Data extract:
● ● ●

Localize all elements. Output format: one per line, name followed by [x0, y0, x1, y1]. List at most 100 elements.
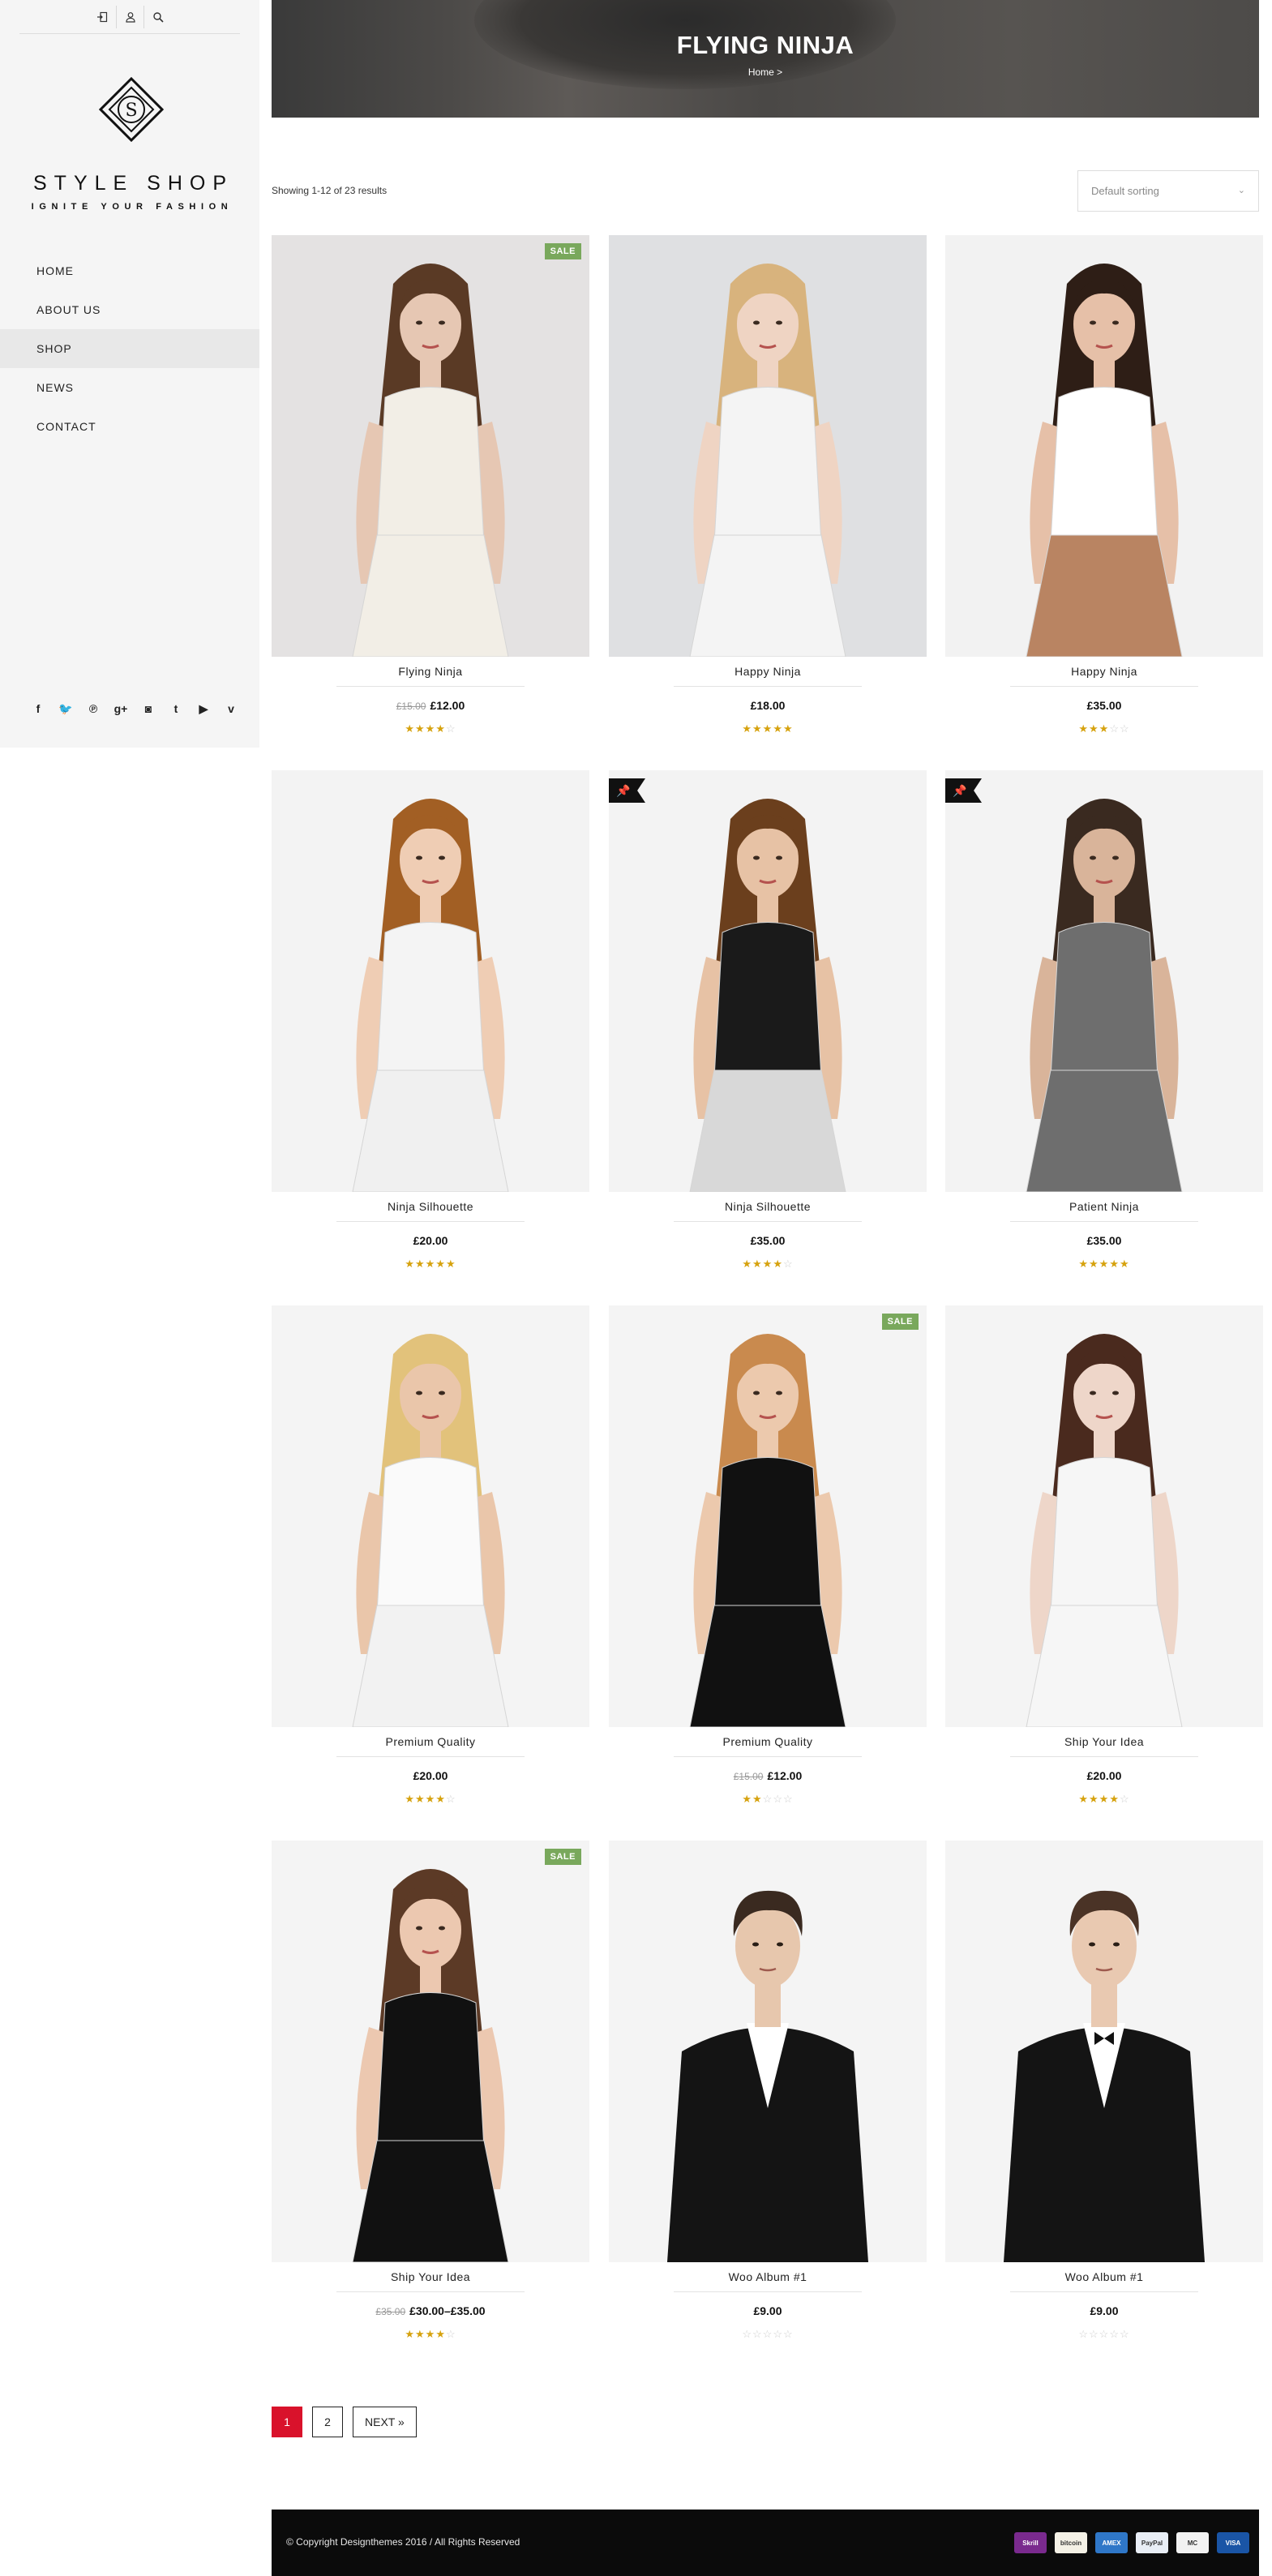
- product-image[interactable]: [272, 770, 589, 1192]
- payment-amex-icon: AMEX: [1095, 2532, 1128, 2553]
- menu-item-about-us[interactable]: ABOUT US: [0, 290, 259, 329]
- copyright-text: © Copyright Designthemes 2016 / All Righ…: [286, 2536, 520, 2548]
- product-photo: [272, 1305, 589, 1727]
- menu-item-contact[interactable]: CONTACT: [0, 407, 259, 446]
- product-price: £35.00: [609, 1234, 927, 1247]
- product-image[interactable]: SALE: [272, 1841, 589, 2262]
- product-image[interactable]: 📌: [609, 770, 927, 1192]
- product-image[interactable]: [945, 1305, 1263, 1727]
- product-image[interactable]: [945, 1841, 1263, 2262]
- pinterest-icon[interactable]: ℗: [79, 699, 107, 718]
- star-icon: ☆: [1099, 2328, 1110, 2340]
- current-price: £18.00: [750, 699, 786, 712]
- product-card[interactable]: Premium Quality £20.00 ★★★★☆: [272, 1305, 589, 1824]
- product-card[interactable]: SALE Ship Your Idea £35.00 £30.00–£35.00 ★★★…: [272, 1841, 589, 2360]
- facebook-icon[interactable]: f: [24, 699, 52, 718]
- result-count: Showing 1-12 of 23 results: [272, 185, 388, 196]
- product-card[interactable]: 📌 Patient Ninja £35.00 ★★★★★: [945, 770, 1263, 1289]
- star-icon: ☆: [1109, 2328, 1120, 2340]
- menu-item-label: SHOP: [36, 342, 72, 355]
- product-name[interactable]: Ninja Silhouette: [609, 1200, 927, 1213]
- product-card[interactable]: 📌 Ninja Silhouette £35.00 ★★★★☆: [609, 770, 927, 1289]
- product-card[interactable]: Woo Album #1 £9.00 ☆☆☆☆☆: [945, 1841, 1263, 2360]
- product-card[interactable]: Happy Ninja £18.00 ★★★★★: [609, 235, 927, 754]
- menu-item-label: HOME: [36, 264, 74, 277]
- page-2-button[interactable]: 2: [312, 2407, 343, 2437]
- product-name[interactable]: Ship Your Idea: [945, 1735, 1263, 1748]
- divider: [336, 1756, 525, 1757]
- star-rating: ★★★★★: [609, 722, 927, 735]
- product-card[interactable]: Ship Your Idea £20.00 ★★★★☆: [945, 1305, 1263, 1824]
- twitter-icon[interactable]: 🐦: [52, 699, 79, 718]
- product-image[interactable]: [609, 235, 927, 657]
- star-icon: ★: [425, 2328, 436, 2340]
- tumblr-icon[interactable]: t: [162, 699, 190, 718]
- divider: [674, 1756, 862, 1757]
- product-name[interactable]: Flying Ninja: [272, 665, 589, 678]
- star-icon: ★: [1089, 722, 1099, 735]
- sorting-select[interactable]: Default sorting ⌄: [1077, 170, 1259, 212]
- product-image[interactable]: SALE: [609, 1305, 927, 1727]
- product-name[interactable]: Woo Album #1: [609, 2270, 927, 2283]
- star-icon: ☆: [762, 2328, 773, 2340]
- product-name[interactable]: Happy Ninja: [609, 665, 927, 678]
- product-photo: [272, 1841, 589, 2262]
- current-price: £35.00: [750, 1234, 786, 1247]
- user-icon[interactable]: [116, 5, 143, 28]
- product-name[interactable]: Premium Quality: [609, 1735, 927, 1748]
- breadcrumb[interactable]: Home >: [272, 66, 1259, 78]
- search-icon[interactable]: [143, 5, 171, 28]
- star-rating: ★★☆☆☆: [609, 1793, 927, 1806]
- sorting-value: Default sorting: [1091, 185, 1159, 197]
- old-price: £35.00: [375, 2306, 406, 2317]
- product-card[interactable]: Happy Ninja £35.00 ★★★☆☆: [945, 235, 1263, 754]
- logo[interactable]: S: [98, 76, 165, 143]
- social-links: f 🐦 ℗ g+ ◙ t ▶ v: [24, 699, 245, 718]
- product-card[interactable]: SALE Flying Ninja £15.00 £12.00 ★★★★☆: [272, 235, 589, 754]
- product-image[interactable]: [609, 1841, 927, 2262]
- divider: [674, 1221, 862, 1222]
- login-icon[interactable]: [88, 6, 116, 28]
- product-card[interactable]: Ninja Silhouette £20.00 ★★★★★: [272, 770, 589, 1289]
- product-image[interactable]: 📌: [945, 770, 1263, 1192]
- product-name[interactable]: Woo Album #1: [945, 2270, 1263, 2283]
- sale-badge: SALE: [544, 243, 581, 259]
- menu-item-news[interactable]: NEWS: [0, 368, 259, 407]
- product-name[interactable]: Happy Ninja: [945, 665, 1263, 678]
- menu-item-home[interactable]: HOME: [0, 251, 259, 290]
- current-price: £12.00: [430, 699, 465, 712]
- product-image[interactable]: SALE: [272, 235, 589, 657]
- star-icon: ★: [762, 1258, 773, 1270]
- product-name[interactable]: Patient Ninja: [945, 1200, 1263, 1213]
- star-rating: ★★★★☆: [272, 1793, 589, 1806]
- star-icon: ☆: [773, 1793, 783, 1805]
- star-rating: ★★★★☆: [272, 722, 589, 735]
- current-price: £9.00: [753, 2304, 782, 2317]
- youtube-icon[interactable]: ▶: [190, 699, 217, 718]
- star-icon: ★: [445, 1258, 456, 1270]
- star-rating: ★★★★☆: [945, 1793, 1263, 1806]
- product-card[interactable]: SALE Premium Quality £15.00 £12.00 ★★☆☆☆: [609, 1305, 927, 1824]
- star-icon: ★: [1109, 1793, 1120, 1805]
- star-icon: ☆: [742, 2328, 753, 2340]
- google-plus-icon[interactable]: g+: [107, 699, 135, 718]
- vimeo-icon[interactable]: v: [217, 699, 245, 718]
- next-page-button[interactable]: NEXT »: [353, 2407, 417, 2437]
- product-price: £20.00: [272, 1769, 589, 1782]
- product-image[interactable]: [272, 1305, 589, 1727]
- product-name[interactable]: Ship Your Idea: [272, 2270, 589, 2283]
- product-image[interactable]: [945, 235, 1263, 657]
- star-icon: ★: [425, 722, 436, 735]
- product-name[interactable]: Ninja Silhouette: [272, 1200, 589, 1213]
- product-name[interactable]: Premium Quality: [272, 1735, 589, 1748]
- star-icon: ☆: [1089, 2328, 1099, 2340]
- menu-item-shop[interactable]: SHOP: [0, 329, 259, 368]
- star-rating: ★★★★★: [945, 1258, 1263, 1271]
- instagram-icon[interactable]: ◙: [135, 699, 162, 718]
- old-price: £15.00: [733, 1771, 764, 1782]
- product-card[interactable]: Woo Album #1 £9.00 ☆☆☆☆☆: [609, 1841, 927, 2360]
- star-icon: ☆: [445, 722, 456, 735]
- page-1-button[interactable]: 1: [272, 2407, 302, 2437]
- star-icon: ★: [762, 722, 773, 735]
- brand-name[interactable]: STYLE SHOP: [0, 172, 259, 195]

● ● ●

Required task: Copy out everything in the listing from the line containing "- product-image[interactable]: [272, 770, 589, 1192]" down to the line containing "- page-2-button[interactable]: 2: [312, 2407, 343, 2437]", both included, with every character unchanged.

Written reply:
- product-image[interactable]: [272, 770, 589, 1192]
- payment-amex-icon: AMEX: [1095, 2532, 1128, 2553]
- menu-item-about-us[interactable]: ABOUT US: [0, 290, 259, 329]
- copyright-text: © Copyright Designthemes 2016 / All Righ…: [286, 2536, 520, 2548]
- product-photo: [272, 1305, 589, 1727]
- menu-item-contact[interactable]: CONTACT: [0, 407, 259, 446]
- product-price: £35.00: [609, 1234, 927, 1247]
- product-image[interactable]: SALE: [272, 1841, 589, 2262]
- product-image[interactable]: 📌: [609, 770, 927, 1192]
- product-image[interactable]: [945, 1305, 1263, 1727]
- product-image[interactable]: [945, 1841, 1263, 2262]
- pinterest-icon[interactable]: ℗: [79, 699, 107, 718]
- star-icon: ☆: [1099, 2328, 1110, 2340]
- current-price: £18.00: [750, 699, 786, 712]
- product-card[interactable]: Premium Quality £20.00 ★★★★☆: [272, 1305, 589, 1824]
- product-card[interactable]: SALE Ship Your Idea £35.00 £30.00–£35.00 ★★★…: [272, 1841, 589, 2360]
- facebook-icon[interactable]: f: [24, 699, 52, 718]
- result-count: Showing 1-12 of 23 results: [272, 185, 388, 196]
- product-card[interactable]: 📌 Patient Ninja £35.00 ★★★★★: [945, 770, 1263, 1289]
- star-icon: ☆: [1109, 2328, 1120, 2340]
- menu-item-label: SHOP: [36, 342, 72, 355]
- product-name[interactable]: Ninja Silhouette: [609, 1200, 927, 1213]
- product-card[interactable]: 📌 Ninja Silhouette £35.00 ★★★★☆: [609, 770, 927, 1289]
- product-card[interactable]: Woo Album #1 £9.00 ☆☆☆☆☆: [945, 1841, 1263, 2360]
- product-card[interactable]: Happy Ninja £18.00 ★★★★★: [609, 235, 927, 754]
- menu-item-label: HOME: [36, 264, 74, 277]
- page-2-button[interactable]: 2: [312, 2407, 343, 2437]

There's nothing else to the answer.